SUPPLIED MATERIAL:
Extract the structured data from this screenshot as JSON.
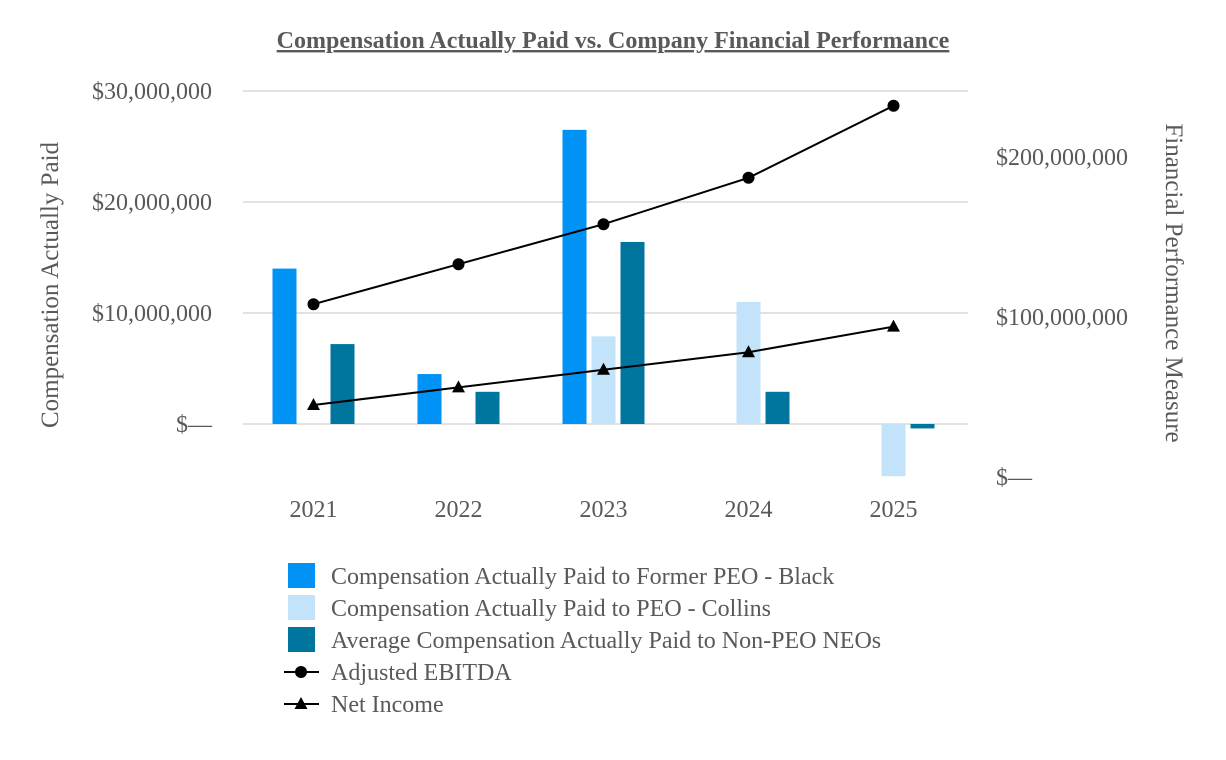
{
  "chart_data": {
    "type": "bar",
    "title": "Compensation Actually Paid vs. Company Financial Performance",
    "categories": [
      "2021",
      "2022",
      "2023",
      "2024",
      "2025"
    ],
    "ylabel": "Compensation Actually Paid",
    "y2label": "Financial Performance Measure",
    "ylim": [
      -6000000,
      30000000
    ],
    "y2lim": [
      0,
      250000000
    ],
    "yticks": [
      {
        "value": 30000000,
        "label": "$30,000,000"
      },
      {
        "value": 20000000,
        "label": "$20,000,000"
      },
      {
        "value": 10000000,
        "label": "$10,000,000"
      },
      {
        "value": 0,
        "label": "$—"
      }
    ],
    "y2ticks": [
      {
        "value": 200000000,
        "label": "$200,000,000"
      },
      {
        "value": 100000000,
        "label": "$100,000,000"
      },
      {
        "value": 0,
        "label": "$—"
      }
    ],
    "grid": true,
    "legend_position": "bottom",
    "bar_series": [
      {
        "name": "Compensation Actually Paid to Former PEO - Black",
        "color": "#0092f5",
        "values": [
          14000000,
          4500000,
          26500000,
          null,
          null
        ]
      },
      {
        "name": "Compensation Actually Paid to PEO - Collins",
        "color": "#c2e3fa",
        "values": [
          null,
          null,
          7900000,
          11000000,
          -4700000
        ]
      },
      {
        "name": "Average Compensation Actually Paid to Non-PEO NEOs",
        "color": "#00769e",
        "values": [
          7200000,
          2900000,
          16400000,
          2900000,
          -400000
        ]
      }
    ],
    "line_series": [
      {
        "name": "Adjusted EBITDA",
        "color": "#000000",
        "marker": "circle",
        "values": [
          108000000,
          133000000,
          158000000,
          187000000,
          232000000
        ]
      },
      {
        "name": "Net Income",
        "color": "#000000",
        "marker": "triangle",
        "values": [
          45000000,
          56000000,
          67000000,
          78000000,
          94000000
        ]
      }
    ]
  }
}
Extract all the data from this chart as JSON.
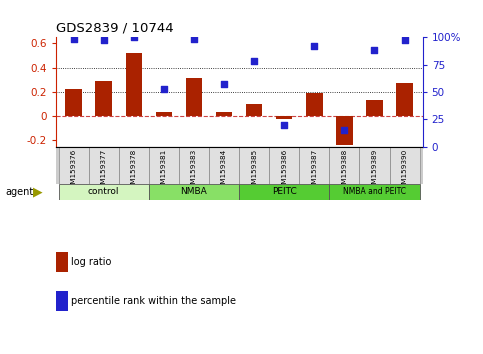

WRITTEN EXERCISE: Lines containing the word "color" are to be tallied; report only the total.

TASK RESULT: 5